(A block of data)

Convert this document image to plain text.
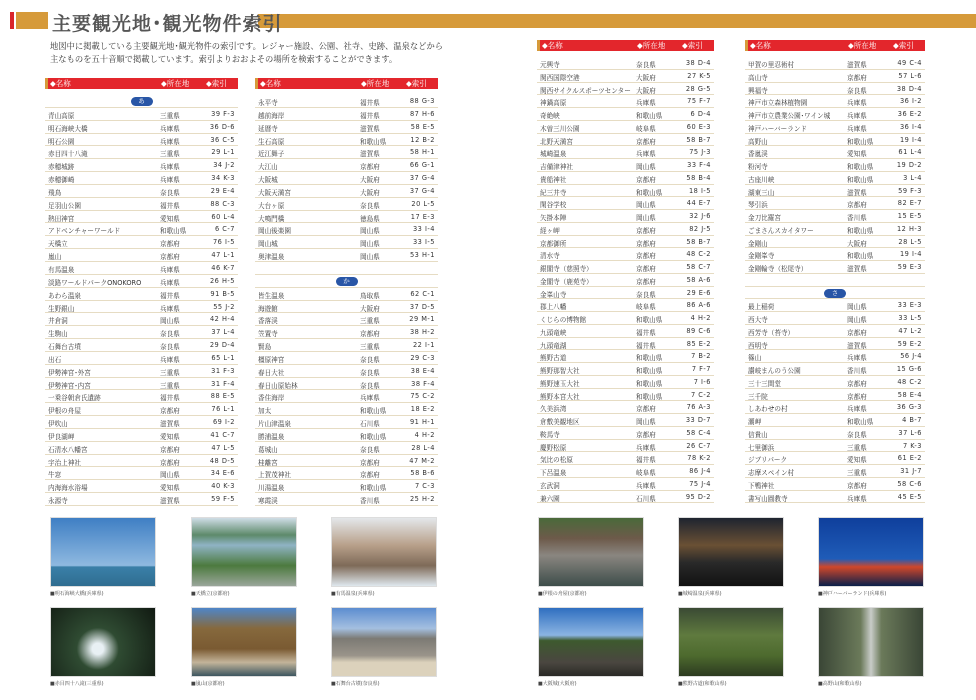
主要観光地･観光物件索引
地図中に掲載している主要観光地･観光物件の索引です。レジャー施設、公園、社寺、史跡、温泉などから
主なものを五十音順で掲載しています。索引よりおおよその場所を検索することができます。
◆名称	◆所在地 ◆索引
あ
青山高原	三重県	39 F-3
明石海峡大橋	兵庫県	36 D-6
明石公園	兵庫県	36 C-5
赤目四十八滝	三重県	29 L-1
赤穂城跡	兵庫県	34 J-2
赤穂御崎	兵庫県	34 K-3
飛鳥	奈良県	29 E-4
足羽山公園	福井県	88 C-3
熱田神宮	愛知県	60 L-4
アドベンチャーワールド	和歌山県	6 C-7
天橋立	京都府	76 I-5
嵐山	京都府	47 L-1
有馬温泉	兵庫県	46 K-7
淡路ワールドパークONOKORO	兵庫県	26 H-5
あわら温泉	福井県	91 B-5
生野銀山	兵庫県	55 J-2
井倉洞	岡山県	42 H-4
生駒山	奈良県	37 L-4
石舞台古墳	奈良県	29 D-4
出石	兵庫県	65 L-1
伊勢神宮･外宮	三重県	31 F-3
伊勢神宮･内宮	三重県	31 F-4
一乗谷朝倉氏遺跡	福井県	88 E-5
伊根の舟屋	京都府	76 L-1
伊吹山	滋賀県	69 I-2
伊良湖岬	愛知県	41 C-7
石清水八幡宮	京都府	47 L-5
宇治上神社	京都府	48 D-5
牛窓	岡山県	34 E-6
内海海水浴場	愛知県	40 K-3
永源寺	滋賀県	59 F-5
◆名称	◆所在地 ◆索引
永平寺	福井県	88 G-3
越前海岸	福井県	87 H-6
延暦寺	滋賀県	58 E-5
生石高原	和歌山県	12 B-2
近江舞子	滋賀県	58 H-1
大江山	京都府	66 G-1
大阪城	大阪府	37 G-4
大阪天満宮	大阪府	37 G-4
大台ヶ原	奈良県	20 L-5
大鳴門橋	徳島県	17 E-3
岡山後楽園	岡山県	33 I-4
岡山城	岡山県	33 I-5
奥津温泉	岡山県	53 H-1
か
皆生温泉	鳥取県	62 C-1
海遊館	大阪府	37 D-5
香落渓	三重県	29 M-1
笠置寺	京都府	38 H-2
賢島	三重県	22 I-1
橿原神宮	奈良県	29 C-3
春日大社	奈良県	38 E-4
春日山原始林	奈良県	38 F-4
香住海岸	兵庫県	75 C-2
加太	和歌山県	18 E-2
片山津温泉	石川県	91 H-1
勝浦温泉	和歌山県	4 H-2
葛城山	奈良県	28 L-4
桂離宮	京都府	47 M-2
上賀茂神社	京都府	58 B-6
川湯温泉	和歌山県	7 C-3
寒霞渓	香川県	25 H-2
◆名称	◆所在地 ◆索引
元興寺	奈良県	38 D-4
関西国際空港	大阪府	27 K-5
関西サイクルスポーツセンター 大阪府	28 G-5
神鍋高原	兵庫県	75 F-7
奇絶峡	和歌山県	6 D-4
木曽三川公園	岐阜県	60 E-3
北野天満宮	京都府	58 B-7
城崎温泉	兵庫県	75 J-3
吉備津神社	岡山県	33 F-4
貴船神社	京都府	58 B-4
紀三井寺	和歌山県	18 I-5
閑谷学校	岡山県	44 E-7
矢掛本陣	岡山県	32 J-6
経ヶ岬	京都府	82 J-5
京都御所	京都府	58 B-7
清水寺	京都府	48 C-2
銀閣寺（慈照寺）	京都府	58 C-7
金閣寺（鹿苑寺）	京都府	58 A-6
金峯山寺	奈良県	29 E-6
郡上八幡	岐阜県	86 A-6
くじらの博物館	和歌山県	4 H-2
九頭竜峡	福井県	89 C-6
九頭竜湖	福井県	85 E-2
熊野古道	和歌山県	7 B-2
熊野那智大社	和歌山県	7 F-7
熊野速玉大社	和歌山県	7 I-6
熊野本宮大社	和歌山県	7 C-2
久美浜湾	京都府	76 A-3
倉敷美観地区	岡山県	33 D-7
鞍馬寺	京都府	58 C-4
慶野松原	兵庫県	26 C-7
気比の松原	福井県	78 K-2
下呂温泉	岐阜県	86 J-4
玄武洞	兵庫県	75 J-4
兼六園	石川県	95 D-2
◆名称	◆所在地 ◆索引
甲賀の里忍術村	滋賀県	49 C-4
高山寺	京都府	57 L-6
興福寺	奈良県	38 D-4
神戸市立森林植物園	兵庫県	36 I-2
神戸市立農業公園･ワイン城	兵庫県	36 E-2
神戸ハーバーランド	兵庫県	36 I-4
高野山	和歌山県	19 I-4
香嵐渓	愛知県	61 L-4
粉河寺	和歌山県	19 D-2
古座川峡	和歌山県	3 L-4
湖東三山	滋賀県	59 F-3
琴引浜	京都府	82 E-7
金刀比羅宮	香川県	15 E-5
ごまさんスカイタワー	和歌山県	12 H-3
金剛山	大阪府	28 L-5
金剛峯寺	和歌山県	19 I-4
金剛輪寺（松尾寺）	滋賀県	59 E-3
さ
最上稲荷	岡山県	33 E-3
西大寺	岡山県	33 L-5
西芳寺（苔寺）	京都府	47 L-2
西明寺	滋賀県	59 E-2
篠山	兵庫県	56 J-4
讃岐まんのう公園	香川県	15 G-6
三十三間堂	京都府	48 C-2
三千院	京都府	58 E-4
しあわせの村	兵庫県	36 G-3
潮岬	和歌山県	4 B-7
信貴山	奈良県	37 L-6
七里御浜	三重県	7 K-3
ジブリパーク	愛知県	61 E-2
志摩スペイン村	三重県	31 J-7
下鴨神社	京都府	58 C-6
書写山圓教寺	兵庫県	45 E-5
■明石海峡大橋(兵庫県)	■天橋立(京都府)	■有馬温泉(兵庫県)
■赤目四十八滝(三重県)	■嵐山(京都府)	■石舞台古墳(奈良県)
■伊根の舟屋(京都府)	■城崎温泉(兵庫県)	■神戸ハーバーランド(兵庫県)
■大阪城(大阪府)	■熊野古道(和歌山県)	■高野山(和歌山県)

(What to work on):
Copy the records above exactly, leaving out every picture.

(The answer):
Convert this document image to plain text.
主要観光地･観光物件索引
地図中に掲載している主要観光地･観光物件の索引です。レジャー施設、公園、社寺、史跡、温泉などから
主なものを五十音順で掲載しています。索引よりおおよその場所を検索することができます。
◆名称	◆所在地 ◆索引
あ
青山高原	三重県	39 F-3
明石海峡大橋	兵庫県	36 D-6
明石公園	兵庫県	36 C-5
赤目四十八滝	三重県	29 L-1
赤穂城跡	兵庫県	34 J-2
赤穂御崎	兵庫県	34 K-3
飛鳥	奈良県	29 E-4
足羽山公園	福井県	88 C-3
熱田神宮	愛知県	60 L-4
アドベンチャーワールド	和歌山県	6 C-7
天橋立	京都府	76 I-5
嵐山	京都府	47 L-1
有馬温泉	兵庫県	46 K-7
淡路ワールドパークONOKORO	兵庫県	26 H-5
あわら温泉	福井県	91 B-5
生野銀山	兵庫県	55 J-2
井倉洞	岡山県	42 H-4
生駒山	奈良県	37 L-4
石舞台古墳	奈良県	29 D-4
出石	兵庫県	65 L-1
伊勢神宮･外宮	三重県	31 F-3
伊勢神宮･内宮	三重県	31 F-4
一乗谷朝倉氏遺跡	福井県	88 E-5
伊根の舟屋	京都府	76 L-1
伊吹山	滋賀県	69 I-2
伊良湖岬	愛知県	41 C-7
石清水八幡宮	京都府	47 L-5
宇治上神社	京都府	48 D-5
牛窓	岡山県	34 E-6
内海海水浴場	愛知県	40 K-3
永源寺	滋賀県	59 F-5
◆名称	◆所在地 ◆索引
永平寺	福井県	88 G-3
越前海岸	福井県	87 H-6
延暦寺	滋賀県	58 E-5
生石高原	和歌山県	12 B-2
近江舞子	滋賀県	58 H-1
大江山	京都府	66 G-1
大阪城	大阪府	37 G-4
大阪天満宮	大阪府	37 G-4
大台ヶ原	奈良県	20 L-5
大鳴門橋	徳島県	17 E-3
岡山後楽園	岡山県	33 I-4
岡山城	岡山県	33 I-5
奥津温泉	岡山県	53 H-1
か
皆生温泉	鳥取県	62 C-1
海遊館	大阪府	37 D-5
香落渓	三重県	29 M-1
笠置寺	京都府	38 H-2
賢島	三重県	22 I-1
橿原神宮	奈良県	29 C-3
春日大社	奈良県	38 E-4
春日山原始林	奈良県	38 F-4
香住海岸	兵庫県	75 C-2
加太	和歌山県	18 E-2
片山津温泉	石川県	91 H-1
勝浦温泉	和歌山県	4 H-2
葛城山	奈良県	28 L-4
桂離宮	京都府	47 M-2
上賀茂神社	京都府	58 B-6
川湯温泉	和歌山県	7 C-3
寒霞渓	香川県	25 H-2
◆名称	◆所在地 ◆索引
元興寺	奈良県	38 D-4
関西国際空港	大阪府	27 K-5
関西サイクルスポーツセンター 大阪府	28 G-5
神鍋高原	兵庫県	75 F-7
奇絶峡	和歌山県	6 D-4
木曽三川公園	岐阜県	60 E-3
北野天満宮	京都府	58 B-7
城崎温泉	兵庫県	75 J-3
吉備津神社	岡山県	33 F-4
貴船神社	京都府	58 B-4
紀三井寺	和歌山県	18 I-5
閑谷学校	岡山県	44 E-7
矢掛本陣	岡山県	32 J-6
経ヶ岬	京都府	82 J-5
京都御所	京都府	58 B-7
清水寺	京都府	48 C-2
銀閣寺（慈照寺）	京都府	58 C-7
金閣寺（鹿苑寺）	京都府	58 A-6
金峯山寺	奈良県	29 E-6
郡上八幡	岐阜県	86 A-6
くじらの博物館	和歌山県	4 H-2
九頭竜峡	福井県	89 C-6
九頭竜湖	福井県	85 E-2
熊野古道	和歌山県	7 B-2
熊野那智大社	和歌山県	7 F-7
熊野速玉大社	和歌山県	7 I-6
熊野本宮大社	和歌山県	7 C-2
久美浜湾	京都府	76 A-3
倉敷美観地区	岡山県	33 D-7
鞍馬寺	京都府	58 C-4
慶野松原	兵庫県	26 C-7
気比の松原	福井県	78 K-2
下呂温泉	岐阜県	86 J-4
玄武洞	兵庫県	75 J-4
兼六園	石川県	95 D-2
◆名称	◆所在地 ◆索引
甲賀の里忍術村	滋賀県	49 C-4
高山寺	京都府	57 L-6
興福寺	奈良県	38 D-4
神戸市立森林植物園	兵庫県	36 I-2
神戸市立農業公園･ワイン城	兵庫県	36 E-2
神戸ハーバーランド	兵庫県	36 I-4
高野山	和歌山県	19 I-4
香嵐渓	愛知県	61 L-4
粉河寺	和歌山県	19 D-2
古座川峡	和歌山県	3 L-4
湖東三山	滋賀県	59 F-3
琴引浜	京都府	82 E-7
金刀比羅宮	香川県	15 E-5
ごまさんスカイタワー	和歌山県	12 H-3
金剛山	大阪府	28 L-5
金剛峯寺	和歌山県	19 I-4
金剛輪寺（松尾寺）	滋賀県	59 E-3
さ
最上稲荷	岡山県	33 E-3
西大寺	岡山県	33 L-5
西芳寺（苔寺）	京都府	47 L-2
西明寺	滋賀県	59 E-2
篠山	兵庫県	56 J-4
讃岐まんのう公園	香川県	15 G-6
三十三間堂	京都府	48 C-2
三千院	京都府	58 E-4
しあわせの村	兵庫県	36 G-3
潮岬	和歌山県	4 B-7
信貴山	奈良県	37 L-6
七里御浜	三重県	7 K-3
ジブリパーク	愛知県	61 E-2
志摩スペイン村	三重県	31 J-7
下鴨神社	京都府	58 C-6
書写山圓教寺	兵庫県	45 E-5
■明石海峡大橋(兵庫県)	■天橋立(京都府)	■有馬温泉(兵庫県)
■赤目四十八滝(三重県)	■嵐山(京都府)	■石舞台古墳(奈良県)
■伊根の舟屋(京都府)	■城崎温泉(兵庫県)	■神戸ハーバーランド(兵庫県)
■大阪城(大阪府)	■熊野古道(和歌山県)	■高野山(和歌山県)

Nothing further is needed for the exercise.